▸ Work required
Print the listing that follows, character for character.
* BEGIN *
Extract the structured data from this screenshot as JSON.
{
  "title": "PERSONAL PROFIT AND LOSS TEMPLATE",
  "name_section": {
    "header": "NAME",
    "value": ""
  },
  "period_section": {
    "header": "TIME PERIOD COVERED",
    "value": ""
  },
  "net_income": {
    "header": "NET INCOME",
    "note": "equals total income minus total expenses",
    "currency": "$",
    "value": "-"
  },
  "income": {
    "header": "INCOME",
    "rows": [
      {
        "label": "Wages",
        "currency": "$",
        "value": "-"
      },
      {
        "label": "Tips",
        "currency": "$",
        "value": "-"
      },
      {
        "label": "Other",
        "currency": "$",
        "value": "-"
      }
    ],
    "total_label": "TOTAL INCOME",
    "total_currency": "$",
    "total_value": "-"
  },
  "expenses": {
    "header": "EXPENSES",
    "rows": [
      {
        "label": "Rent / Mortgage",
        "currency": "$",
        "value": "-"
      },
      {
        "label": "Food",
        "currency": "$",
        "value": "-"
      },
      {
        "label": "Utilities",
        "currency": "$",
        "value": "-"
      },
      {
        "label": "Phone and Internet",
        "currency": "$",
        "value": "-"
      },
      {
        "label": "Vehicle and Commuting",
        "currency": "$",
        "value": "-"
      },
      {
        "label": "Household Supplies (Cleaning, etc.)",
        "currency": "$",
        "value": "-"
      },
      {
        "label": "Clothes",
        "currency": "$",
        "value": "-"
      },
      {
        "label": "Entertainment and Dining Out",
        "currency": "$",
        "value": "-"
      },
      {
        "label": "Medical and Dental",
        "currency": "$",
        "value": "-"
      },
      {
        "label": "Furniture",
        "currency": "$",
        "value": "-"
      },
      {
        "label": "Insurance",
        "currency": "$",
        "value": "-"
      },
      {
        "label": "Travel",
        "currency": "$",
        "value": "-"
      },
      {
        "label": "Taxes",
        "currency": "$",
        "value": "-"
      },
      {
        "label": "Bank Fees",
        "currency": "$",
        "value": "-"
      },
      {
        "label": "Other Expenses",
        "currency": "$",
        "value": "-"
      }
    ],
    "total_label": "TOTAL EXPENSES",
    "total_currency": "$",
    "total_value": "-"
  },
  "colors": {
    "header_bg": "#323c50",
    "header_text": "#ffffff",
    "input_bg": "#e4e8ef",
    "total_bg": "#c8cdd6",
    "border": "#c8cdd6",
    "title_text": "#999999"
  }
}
* END *
▸ Written solution
Extract the structured data from this screenshot as JSON.
{
  "title": "PERSONAL PROFIT AND LOSS TEMPLATE",
  "name_section": {
    "header": "NAME",
    "value": ""
  },
  "period_section": {
    "header": "TIME PERIOD COVERED",
    "value": ""
  },
  "net_income": {
    "header": "NET INCOME",
    "note": "equals total income minus total expenses",
    "currency": "$",
    "value": "-"
  },
  "income": {
    "header": "INCOME",
    "rows": [
      {
        "label": "Wages",
        "currency": "$",
        "value": "-"
      },
      {
        "label": "Tips",
        "currency": "$",
        "value": "-"
      },
      {
        "label": "Other",
        "currency": "$",
        "value": "-"
      }
    ],
    "total_label": "TOTAL INCOME",
    "total_currency": "$",
    "total_value": "-"
  },
  "expenses": {
    "header": "EXPENSES",
    "rows": [
      {
        "label": "Rent / Mortgage",
        "currency": "$",
        "value": "-"
      },
      {
        "label": "Food",
        "currency": "$",
        "value": "-"
      },
      {
        "label": "Utilities",
        "currency": "$",
        "value": "-"
      },
      {
        "label": "Phone and Internet",
        "currency": "$",
        "value": "-"
      },
      {
        "label": "Vehicle and Commuting",
        "currency": "$",
        "value": "-"
      },
      {
        "label": "Household Supplies (Cleaning, etc.)",
        "currency": "$",
        "value": "-"
      },
      {
        "label": "Clothes",
        "currency": "$",
        "value": "-"
      },
      {
        "label": "Entertainment and Dining Out",
        "currency": "$",
        "value": "-"
      },
      {
        "label": "Medical and Dental",
        "currency": "$",
        "value": "-"
      },
      {
        "label": "Furniture",
        "currency": "$",
        "value": "-"
      },
      {
        "label": "Insurance",
        "currency": "$",
        "value": "-"
      },
      {
        "label": "Travel",
        "currency": "$",
        "value": "-"
      },
      {
        "label": "Taxes",
        "currency": "$",
        "value": "-"
      },
      {
        "label": "Bank Fees",
        "currency": "$",
        "value": "-"
      },
      {
        "label": "Other Expenses",
        "currency": "$",
        "value": "-"
      }
    ],
    "total_label": "TOTAL EXPENSES",
    "total_currency": "$",
    "total_value": "-"
  },
  "colors": {
    "header_bg": "#323c50",
    "header_text": "#ffffff",
    "input_bg": "#e4e8ef",
    "total_bg": "#c8cdd6",
    "border": "#c8cdd6",
    "title_text": "#999999"
  }
}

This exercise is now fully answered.